### Short exercise
Restate every line of the material, word for word.

### Input data
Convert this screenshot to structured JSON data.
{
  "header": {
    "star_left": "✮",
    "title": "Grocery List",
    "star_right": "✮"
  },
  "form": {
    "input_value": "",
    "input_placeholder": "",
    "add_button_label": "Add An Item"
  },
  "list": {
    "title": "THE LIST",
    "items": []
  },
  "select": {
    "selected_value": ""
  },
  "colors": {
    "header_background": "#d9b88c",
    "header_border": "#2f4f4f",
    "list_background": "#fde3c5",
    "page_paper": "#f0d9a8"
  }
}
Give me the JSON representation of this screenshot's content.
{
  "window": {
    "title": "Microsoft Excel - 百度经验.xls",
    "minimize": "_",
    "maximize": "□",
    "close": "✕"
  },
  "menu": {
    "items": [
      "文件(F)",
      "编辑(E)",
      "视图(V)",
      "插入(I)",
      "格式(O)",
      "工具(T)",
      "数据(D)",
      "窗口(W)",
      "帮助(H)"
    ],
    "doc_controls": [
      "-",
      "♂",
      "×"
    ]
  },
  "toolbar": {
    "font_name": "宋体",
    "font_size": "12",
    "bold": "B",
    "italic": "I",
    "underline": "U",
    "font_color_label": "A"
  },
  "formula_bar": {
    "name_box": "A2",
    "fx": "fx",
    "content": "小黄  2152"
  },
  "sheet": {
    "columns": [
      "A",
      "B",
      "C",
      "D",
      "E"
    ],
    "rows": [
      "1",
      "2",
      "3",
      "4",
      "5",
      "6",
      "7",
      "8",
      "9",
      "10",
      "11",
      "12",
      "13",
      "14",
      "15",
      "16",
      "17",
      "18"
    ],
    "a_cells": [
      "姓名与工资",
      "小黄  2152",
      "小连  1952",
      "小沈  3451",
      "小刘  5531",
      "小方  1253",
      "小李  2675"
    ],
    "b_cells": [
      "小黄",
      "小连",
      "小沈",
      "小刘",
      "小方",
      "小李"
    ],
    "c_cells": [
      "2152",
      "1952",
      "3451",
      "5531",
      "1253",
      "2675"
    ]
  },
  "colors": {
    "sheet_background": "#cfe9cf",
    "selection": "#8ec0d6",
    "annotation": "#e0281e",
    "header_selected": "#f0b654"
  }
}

### Full output
Convert this screenshot to structured JSON data.
{
  "header": {
    "star_left": "✮",
    "title": "Grocery List",
    "star_right": "✮"
  },
  "form": {
    "input_value": "",
    "input_placeholder": "",
    "add_button_label": "Add An Item"
  },
  "list": {
    "title": "THE LIST",
    "items": []
  },
  "select": {
    "selected_value": ""
  },
  "colors": {
    "header_background": "#d9b88c",
    "header_border": "#2f4f4f",
    "list_background": "#fde3c5",
    "page_paper": "#f0d9a8"
  }
}
Give me the JSON representation of this screenshot's content.
{
  "window": {
    "title": "Microsoft Excel - 百度经验.xls",
    "minimize": "_",
    "maximize": "□",
    "close": "✕"
  },
  "menu": {
    "items": [
      "文件(F)",
      "编辑(E)",
      "视图(V)",
      "插入(I)",
      "格式(O)",
      "工具(T)",
      "数据(D)",
      "窗口(W)",
      "帮助(H)"
    ],
    "doc_controls": [
      "-",
      "♂",
      "×"
    ]
  },
  "toolbar": {
    "font_name": "宋体",
    "font_size": "12",
    "bold": "B",
    "italic": "I",
    "underline": "U",
    "font_color_label": "A"
  },
  "formula_bar": {
    "name_box": "A2",
    "fx": "fx",
    "content": "小黄  2152"
  },
  "sheet": {
    "columns": [
      "A",
      "B",
      "C",
      "D",
      "E"
    ],
    "rows": [
      "1",
      "2",
      "3",
      "4",
      "5",
      "6",
      "7",
      "8",
      "9",
      "10",
      "11",
      "12",
      "13",
      "14",
      "15",
      "16",
      "17",
      "18"
    ],
    "a_cells": [
      "姓名与工资",
      "小黄  2152",
      "小连  1952",
      "小沈  3451",
      "小刘  5531",
      "小方  1253",
      "小李  2675"
    ],
    "b_cells": [
      "小黄",
      "小连",
      "小沈",
      "小刘",
      "小方",
      "小李"
    ],
    "c_cells": [
      "2152",
      "1952",
      "3451",
      "5531",
      "1253",
      "2675"
    ]
  },
  "colors": {
    "sheet_background": "#cfe9cf",
    "selection": "#8ec0d6",
    "annotation": "#e0281e",
    "header_selected": "#f0b654"
  }
}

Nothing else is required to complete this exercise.